━━━ MATERIAL FOR THIS EXERCISE ━━━

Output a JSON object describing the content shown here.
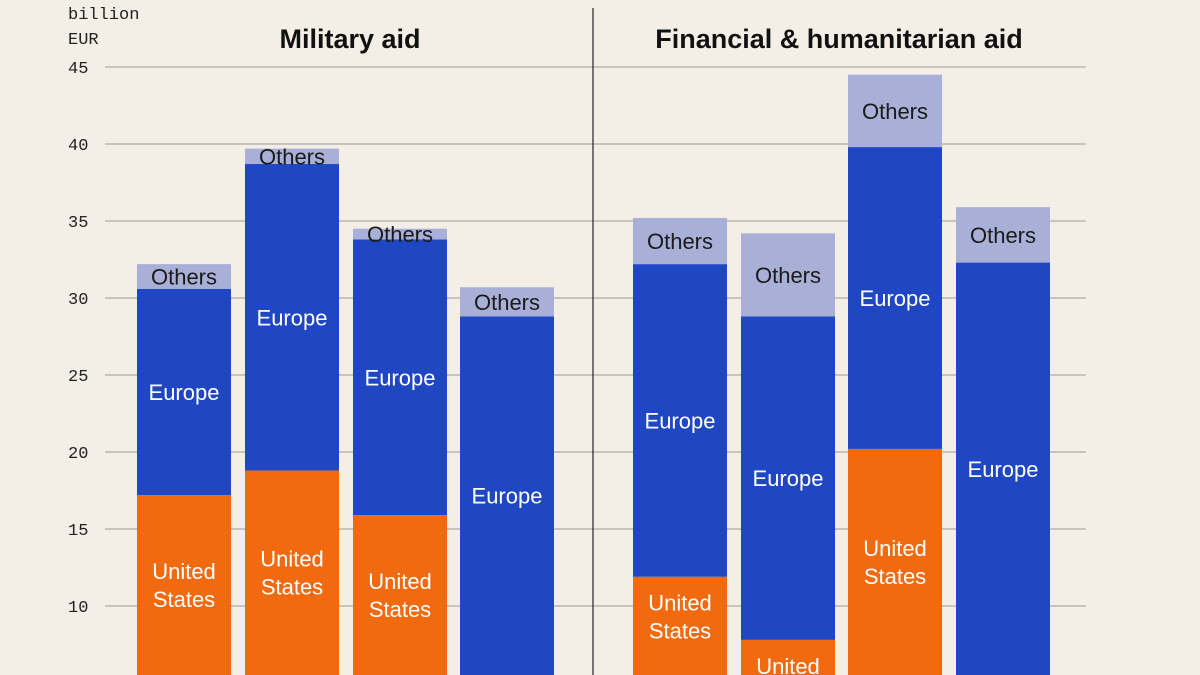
{
  "chart_data": {
    "type": "bar",
    "stacked": true,
    "unit_label": [
      "billion",
      "EUR"
    ],
    "ylim": [
      5,
      45
    ],
    "yticks": [
      10,
      15,
      20,
      25,
      30,
      35,
      40,
      45
    ],
    "grid": true,
    "colors": {
      "United States": "#f26a0f",
      "Europe": "#1f47c4",
      "Others": "#a9b0d8"
    },
    "segment_labels": {
      "United States": [
        "United",
        "States"
      ],
      "Europe": [
        "Europe"
      ],
      "Others": [
        "Others"
      ]
    },
    "panels": [
      {
        "title": "Military aid",
        "stacks": [
          {
            "United States": 17.2,
            "Europe": 13.4,
            "Others": 1.6
          },
          {
            "United States": 18.8,
            "Europe": 19.9,
            "Others": 1.0
          },
          {
            "United States": 15.9,
            "Europe": 17.9,
            "Others": 0.7
          },
          {
            "United States": 0,
            "Europe": 28.8,
            "Others": 1.9
          }
        ]
      },
      {
        "title": "Financial & humanitarian aid",
        "stacks": [
          {
            "United States": 11.9,
            "Europe": 20.3,
            "Others": 3.0
          },
          {
            "United States": 7.8,
            "Europe": 21.0,
            "Others": 5.4
          },
          {
            "United States": 20.2,
            "Europe": 19.6,
            "Others": 4.7
          },
          {
            "United States": 0,
            "Europe": 32.3,
            "Others": 3.6
          }
        ]
      }
    ]
  }
}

━━━

** GOAL **
Reproduce every line from the entries that holds the word "title".

** TASK OUTPUT **
        "title": "Military aid",
        "title": "Financial & humanitarian aid",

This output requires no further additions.